- **EXERCISE DIRECTIONS**
Retype the data below without altering anything.

- **EXERCISE MATERIALS**
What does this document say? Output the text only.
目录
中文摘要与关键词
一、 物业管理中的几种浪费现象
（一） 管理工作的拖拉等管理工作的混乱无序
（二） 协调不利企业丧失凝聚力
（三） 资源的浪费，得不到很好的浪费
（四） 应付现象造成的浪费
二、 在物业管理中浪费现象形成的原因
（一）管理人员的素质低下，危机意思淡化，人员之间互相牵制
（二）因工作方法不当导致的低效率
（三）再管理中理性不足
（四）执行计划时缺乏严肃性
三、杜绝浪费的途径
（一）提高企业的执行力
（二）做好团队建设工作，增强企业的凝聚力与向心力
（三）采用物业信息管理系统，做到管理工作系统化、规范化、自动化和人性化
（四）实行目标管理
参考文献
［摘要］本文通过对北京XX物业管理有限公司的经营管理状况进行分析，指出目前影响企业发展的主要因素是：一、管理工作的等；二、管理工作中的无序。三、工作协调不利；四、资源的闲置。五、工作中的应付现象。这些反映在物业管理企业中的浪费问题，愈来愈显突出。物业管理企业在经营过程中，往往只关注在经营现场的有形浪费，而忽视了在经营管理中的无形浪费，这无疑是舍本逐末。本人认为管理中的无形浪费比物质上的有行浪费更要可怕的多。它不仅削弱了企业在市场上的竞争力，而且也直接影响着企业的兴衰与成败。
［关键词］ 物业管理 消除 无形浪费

- **OUTPUT**
What does this document say? Output the text only.
目录
中文摘要与关键词
一、 物业管理中的几种浪费现象
（一） 管理工作的拖拉等管理工作的混乱无序
（二） 协调不利企业丧失凝聚力
（三） 资源的浪费，得不到很好的浪费
（四） 应付现象造成的浪费
二、 在物业管理中浪费现象形成的原因
（一）管理人员的素质低下，危机意思淡化，人员之间互相牵制
（二）因工作方法不当导致的低效率
（三）再管理中理性不足
（四）执行计划时缺乏严肃性
三、杜绝浪费的途径
（一）提高企业的执行力
（二）做好团队建设工作，增强企业的凝聚力与向心力
（三）采用物业信息管理系统，做到管理工作系统化、规范化、自动化和人性化
（四）实行目标管理
参考文献
［摘要］本文通过对北京XX物业管理有限公司的经营管理状况进行分析，指出目前影响企业发展的主要因素是：一、管理工作的等；二、管理工作中的无序。三、工作协调不利；四、资源的闲置。五、工作中的应付现象。这些反映在物业管理企业中的浪费问题，愈来愈显突出。物业管理企业在经营过程中，往往只关注在经营现场的有形浪费，而忽视了在经营管理中的无形浪费，这无疑是舍本逐末。本人认为管理中的无形浪费比物质上的有行浪费更要可怕的多。它不仅削弱了企业在市场上的竞争力，而且也直接影响着企业的兴衰与成败。
［关键词］ 物业管理 消除 无形浪费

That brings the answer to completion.